**** DATASET RECORDS

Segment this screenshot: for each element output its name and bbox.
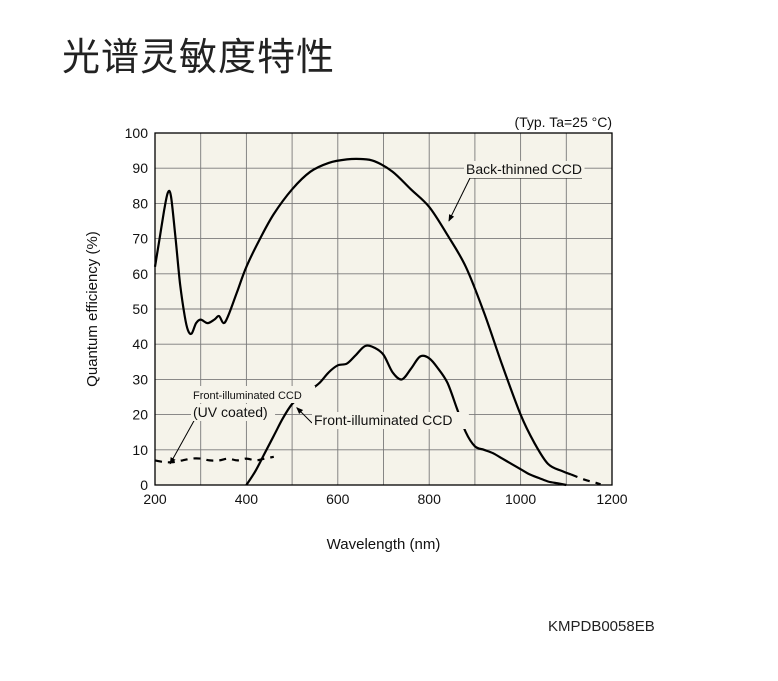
condition-note: (Typ. Ta=25 °C) [514,114,612,130]
document-code: KMPDB0058EB [548,618,655,635]
annotation-label: Front-illuminated CCD [314,412,452,428]
y-tick-label: 20 [132,407,148,423]
annotation-leader [169,418,196,465]
page-title: 光谱灵敏度特性 [62,35,336,79]
annotation-label-bg [464,161,585,178]
annotation-label: (UV coated) [193,404,268,420]
y-tick-label: 0 [140,477,148,493]
y-tick-label: 100 [125,125,149,141]
x-axis-label: Wavelength (nm) [327,536,441,553]
y-tick-label: 60 [132,266,148,282]
annotation-label: Back-thinned CCD [466,161,582,177]
plot-frame [154,132,613,486]
x-tick-label: 1000 [505,491,536,507]
y-tick-label: 10 [132,442,148,458]
y-tick-label: 90 [132,160,148,176]
axis-ticks: 200 400 600 800 1000 1200 0 10 20 30 40 50 60 70 80 90 1… [125,125,628,507]
annotation-label: Front-illuminated CCD [193,390,302,402]
x-tick-label: 200 [143,491,167,507]
x-tick-label: 600 [326,491,350,507]
annotation-leader [448,177,471,222]
y-tick-label: 50 [132,301,148,317]
annotation-label-bg [191,404,276,421]
y-tick-label: 70 [132,231,148,247]
x-tick-label: 1200 [596,491,627,507]
y-tick-label: 30 [132,371,148,387]
annotation-label-bg [191,386,316,403]
series-line [570,473,601,486]
x-tick-label: 400 [235,491,259,507]
annotations: Back-thinned CCD Front-illuminated CCD Fro… [169,161,585,465]
series-line [153,157,572,476]
y-axis-label: Quantum efficiency (%) [84,231,101,387]
x-tick-label: 800 [418,491,442,507]
annotation-label-bg [312,412,469,429]
y-tick-label: 40 [132,336,148,352]
y-tick-label: 80 [132,195,148,211]
annotation-leader [296,407,313,424]
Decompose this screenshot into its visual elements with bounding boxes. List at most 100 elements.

********

Rewrite all the rows above, swapping "screenshot" for "image" wherever it appears and leaving everything else as it is. Omit the pictures.

§ ANSWER FOR THE TASK
Segment this image: for each element output its name and bbox.
condition-note: (Typ. Ta=25 °C) [514,114,612,130]
document-code: KMPDB0058EB [548,618,655,635]
annotation-label: Front-illuminated CCD [314,412,452,428]
y-tick-label: 20 [132,407,148,423]
annotation-leader [169,418,196,465]
page-title: 光谱灵敏度特性 [62,35,336,79]
annotation-label-bg [464,161,585,178]
annotation-label: (UV coated) [193,404,268,420]
y-tick-label: 0 [140,477,148,493]
y-tick-label: 100 [125,125,149,141]
x-axis-label: Wavelength (nm) [327,536,441,553]
y-tick-label: 60 [132,266,148,282]
annotation-label: Back-thinned CCD [466,161,582,177]
plot-frame [154,132,613,486]
x-tick-label: 1000 [505,491,536,507]
y-tick-label: 10 [132,442,148,458]
y-tick-label: 90 [132,160,148,176]
axis-ticks: 200 400 600 800 1000 1200 0 10 20 30 40 50 60 70 80 90 1… [125,125,628,507]
annotation-label: Front-illuminated CCD [193,390,302,402]
x-tick-label: 200 [143,491,167,507]
x-tick-label: 600 [326,491,350,507]
annotation-leader [448,177,471,222]
y-tick-label: 50 [132,301,148,317]
annotation-label-bg [191,404,276,421]
y-tick-label: 70 [132,231,148,247]
x-tick-label: 1200 [596,491,627,507]
y-tick-label: 30 [132,371,148,387]
annotation-label-bg [191,386,316,403]
series-line [570,473,601,486]
x-tick-label: 400 [235,491,259,507]
annotations: Back-thinned CCD Front-illuminated CCD Fro… [169,161,585,465]
series-line [153,157,572,476]
y-axis-label: Quantum efficiency (%) [84,231,101,387]
x-tick-label: 800 [418,491,442,507]
annotation-label-bg [312,412,469,429]
y-tick-label: 40 [132,336,148,352]
y-tick-label: 80 [132,195,148,211]
annotation-leader [296,407,313,424]
Decompose this image into its visual elements with bounding boxes. List at most 100 elements.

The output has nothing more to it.